══ DATA PROVIDED

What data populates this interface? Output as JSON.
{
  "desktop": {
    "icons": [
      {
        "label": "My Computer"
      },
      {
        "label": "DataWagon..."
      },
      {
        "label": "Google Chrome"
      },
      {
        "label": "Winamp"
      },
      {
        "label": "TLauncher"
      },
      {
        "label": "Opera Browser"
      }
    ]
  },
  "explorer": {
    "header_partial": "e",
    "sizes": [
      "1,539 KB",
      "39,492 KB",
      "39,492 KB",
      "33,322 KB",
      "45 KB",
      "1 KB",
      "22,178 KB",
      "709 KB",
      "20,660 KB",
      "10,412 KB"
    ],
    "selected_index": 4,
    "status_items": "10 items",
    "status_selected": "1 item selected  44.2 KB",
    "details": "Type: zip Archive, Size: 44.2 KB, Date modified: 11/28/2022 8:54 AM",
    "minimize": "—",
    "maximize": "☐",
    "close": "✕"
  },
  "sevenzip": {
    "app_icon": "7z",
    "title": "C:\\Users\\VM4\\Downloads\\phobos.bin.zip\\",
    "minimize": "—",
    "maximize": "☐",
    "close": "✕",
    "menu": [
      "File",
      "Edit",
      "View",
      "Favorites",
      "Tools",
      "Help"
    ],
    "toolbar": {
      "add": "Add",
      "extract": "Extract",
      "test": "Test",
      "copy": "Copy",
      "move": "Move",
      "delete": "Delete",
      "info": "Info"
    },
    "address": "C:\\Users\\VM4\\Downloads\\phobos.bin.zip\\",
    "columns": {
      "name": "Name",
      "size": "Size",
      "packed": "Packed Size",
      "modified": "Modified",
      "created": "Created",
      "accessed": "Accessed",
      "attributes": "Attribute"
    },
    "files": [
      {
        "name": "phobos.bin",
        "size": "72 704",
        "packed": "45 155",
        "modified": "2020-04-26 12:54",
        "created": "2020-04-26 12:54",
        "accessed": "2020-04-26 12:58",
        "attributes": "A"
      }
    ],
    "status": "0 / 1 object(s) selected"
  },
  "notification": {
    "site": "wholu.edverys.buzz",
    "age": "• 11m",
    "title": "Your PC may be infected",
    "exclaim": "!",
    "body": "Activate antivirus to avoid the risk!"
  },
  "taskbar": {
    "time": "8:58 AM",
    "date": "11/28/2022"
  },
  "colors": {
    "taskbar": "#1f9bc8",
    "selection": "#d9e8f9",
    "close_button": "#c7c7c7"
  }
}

════

[PROBLEM REQUIREMENTS]
What is needed is an exact restatement of every record above.

[SOLUTION BELOW]
What data populates this interface? Output as JSON.
{
  "desktop": {
    "icons": [
      {
        "label": "My Computer"
      },
      {
        "label": "DataWagon..."
      },
      {
        "label": "Google Chrome"
      },
      {
        "label": "Winamp"
      },
      {
        "label": "TLauncher"
      },
      {
        "label": "Opera Browser"
      }
    ]
  },
  "explorer": {
    "header_partial": "e",
    "sizes": [
      "1,539 KB",
      "39,492 KB",
      "39,492 KB",
      "33,322 KB",
      "45 KB",
      "1 KB",
      "22,178 KB",
      "709 KB",
      "20,660 KB",
      "10,412 KB"
    ],
    "selected_index": 4,
    "status_items": "10 items",
    "status_selected": "1 item selected  44.2 KB",
    "details": "Type: zip Archive, Size: 44.2 KB, Date modified: 11/28/2022 8:54 AM",
    "minimize": "—",
    "maximize": "☐",
    "close": "✕"
  },
  "sevenzip": {
    "app_icon": "7z",
    "title": "C:\\Users\\VM4\\Downloads\\phobos.bin.zip\\",
    "minimize": "—",
    "maximize": "☐",
    "close": "✕",
    "menu": [
      "File",
      "Edit",
      "View",
      "Favorites",
      "Tools",
      "Help"
    ],
    "toolbar": {
      "add": "Add",
      "extract": "Extract",
      "test": "Test",
      "copy": "Copy",
      "move": "Move",
      "delete": "Delete",
      "info": "Info"
    },
    "address": "C:\\Users\\VM4\\Downloads\\phobos.bin.zip\\",
    "columns": {
      "name": "Name",
      "size": "Size",
      "packed": "Packed Size",
      "modified": "Modified",
      "created": "Created",
      "accessed": "Accessed",
      "attributes": "Attribute"
    },
    "files": [
      {
        "name": "phobos.bin",
        "size": "72 704",
        "packed": "45 155",
        "modified": "2020-04-26 12:54",
        "created": "2020-04-26 12:54",
        "accessed": "2020-04-26 12:58",
        "attributes": "A"
      }
    ],
    "status": "0 / 1 object(s) selected"
  },
  "notification": {
    "site": "wholu.edverys.buzz",
    "age": "• 11m",
    "title": "Your PC may be infected",
    "exclaim": "!",
    "body": "Activate antivirus to avoid the risk!"
  },
  "taskbar": {
    "time": "8:58 AM",
    "date": "11/28/2022"
  },
  "colors": {
    "taskbar": "#1f9bc8",
    "selection": "#d9e8f9",
    "close_button": "#c7c7c7"
  }
}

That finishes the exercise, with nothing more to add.